> _Stored data_:
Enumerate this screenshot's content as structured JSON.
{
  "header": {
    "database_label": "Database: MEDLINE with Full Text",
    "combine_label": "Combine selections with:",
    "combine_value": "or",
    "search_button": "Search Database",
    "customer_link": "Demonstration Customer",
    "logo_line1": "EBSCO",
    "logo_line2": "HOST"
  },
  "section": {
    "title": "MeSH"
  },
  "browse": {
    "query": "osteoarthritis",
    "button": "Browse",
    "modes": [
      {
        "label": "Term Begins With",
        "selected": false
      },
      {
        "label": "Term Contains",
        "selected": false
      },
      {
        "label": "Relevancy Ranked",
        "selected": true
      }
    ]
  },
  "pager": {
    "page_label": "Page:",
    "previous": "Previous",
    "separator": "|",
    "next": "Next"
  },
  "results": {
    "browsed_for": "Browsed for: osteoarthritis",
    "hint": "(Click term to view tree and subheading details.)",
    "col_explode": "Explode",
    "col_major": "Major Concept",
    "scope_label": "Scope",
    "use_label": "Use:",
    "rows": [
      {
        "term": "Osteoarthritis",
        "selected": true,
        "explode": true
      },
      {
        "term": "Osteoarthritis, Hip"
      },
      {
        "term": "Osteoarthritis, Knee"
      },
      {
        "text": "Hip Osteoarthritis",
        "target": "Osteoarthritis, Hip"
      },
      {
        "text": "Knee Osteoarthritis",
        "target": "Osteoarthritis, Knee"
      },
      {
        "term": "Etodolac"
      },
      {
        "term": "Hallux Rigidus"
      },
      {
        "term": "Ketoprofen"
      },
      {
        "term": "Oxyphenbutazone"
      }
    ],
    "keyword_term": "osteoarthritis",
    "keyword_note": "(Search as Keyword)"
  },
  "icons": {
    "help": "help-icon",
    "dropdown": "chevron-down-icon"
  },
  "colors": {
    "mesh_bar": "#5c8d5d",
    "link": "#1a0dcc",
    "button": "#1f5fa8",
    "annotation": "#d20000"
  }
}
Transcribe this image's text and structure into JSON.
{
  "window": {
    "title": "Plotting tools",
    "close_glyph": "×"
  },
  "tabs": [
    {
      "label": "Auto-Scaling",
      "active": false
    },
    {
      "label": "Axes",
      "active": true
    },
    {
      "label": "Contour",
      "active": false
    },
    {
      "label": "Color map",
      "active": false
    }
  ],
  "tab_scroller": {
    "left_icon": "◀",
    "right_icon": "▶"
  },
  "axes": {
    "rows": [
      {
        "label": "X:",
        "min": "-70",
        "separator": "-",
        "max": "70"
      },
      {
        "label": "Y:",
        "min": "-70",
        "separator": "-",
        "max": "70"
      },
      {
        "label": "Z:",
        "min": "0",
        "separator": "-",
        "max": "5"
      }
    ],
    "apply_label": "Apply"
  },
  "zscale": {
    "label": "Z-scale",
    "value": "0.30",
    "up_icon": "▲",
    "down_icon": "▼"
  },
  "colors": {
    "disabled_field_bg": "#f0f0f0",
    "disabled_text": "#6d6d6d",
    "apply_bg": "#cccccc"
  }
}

> _Exercise_: Return the whole listing exactly.

> _Expected answer_:
Enumerate this screenshot's content as structured JSON.
{
  "header": {
    "database_label": "Database: MEDLINE with Full Text",
    "combine_label": "Combine selections with:",
    "combine_value": "or",
    "search_button": "Search Database",
    "customer_link": "Demonstration Customer",
    "logo_line1": "EBSCO",
    "logo_line2": "HOST"
  },
  "section": {
    "title": "MeSH"
  },
  "browse": {
    "query": "osteoarthritis",
    "button": "Browse",
    "modes": [
      {
        "label": "Term Begins With",
        "selected": false
      },
      {
        "label": "Term Contains",
        "selected": false
      },
      {
        "label": "Relevancy Ranked",
        "selected": true
      }
    ]
  },
  "pager": {
    "page_label": "Page:",
    "previous": "Previous",
    "separator": "|",
    "next": "Next"
  },
  "results": {
    "browsed_for": "Browsed for: osteoarthritis",
    "hint": "(Click term to view tree and subheading details.)",
    "col_explode": "Explode",
    "col_major": "Major Concept",
    "scope_label": "Scope",
    "use_label": "Use:",
    "rows": [
      {
        "term": "Osteoarthritis",
        "selected": true,
        "explode": true
      },
      {
        "term": "Osteoarthritis, Hip"
      },
      {
        "term": "Osteoarthritis, Knee"
      },
      {
        "text": "Hip Osteoarthritis",
        "target": "Osteoarthritis, Hip"
      },
      {
        "text": "Knee Osteoarthritis",
        "target": "Osteoarthritis, Knee"
      },
      {
        "term": "Etodolac"
      },
      {
        "term": "Hallux Rigidus"
      },
      {
        "term": "Ketoprofen"
      },
      {
        "term": "Oxyphenbutazone"
      }
    ],
    "keyword_term": "osteoarthritis",
    "keyword_note": "(Search as Keyword)"
  },
  "icons": {
    "help": "help-icon",
    "dropdown": "chevron-down-icon"
  },
  "colors": {
    "mesh_bar": "#5c8d5d",
    "link": "#1a0dcc",
    "button": "#1f5fa8",
    "annotation": "#d20000"
  }
}
Transcribe this image's text and structure into JSON.
{
  "window": {
    "title": "Plotting tools",
    "close_glyph": "×"
  },
  "tabs": [
    {
      "label": "Auto-Scaling",
      "active": false
    },
    {
      "label": "Axes",
      "active": true
    },
    {
      "label": "Contour",
      "active": false
    },
    {
      "label": "Color map",
      "active": false
    }
  ],
  "tab_scroller": {
    "left_icon": "◀",
    "right_icon": "▶"
  },
  "axes": {
    "rows": [
      {
        "label": "X:",
        "min": "-70",
        "separator": "-",
        "max": "70"
      },
      {
        "label": "Y:",
        "min": "-70",
        "separator": "-",
        "max": "70"
      },
      {
        "label": "Z:",
        "min": "0",
        "separator": "-",
        "max": "5"
      }
    ],
    "apply_label": "Apply"
  },
  "zscale": {
    "label": "Z-scale",
    "value": "0.30",
    "up_icon": "▲",
    "down_icon": "▼"
  },
  "colors": {
    "disabled_field_bg": "#f0f0f0",
    "disabled_text": "#6d6d6d",
    "apply_bg": "#cccccc"
  }
}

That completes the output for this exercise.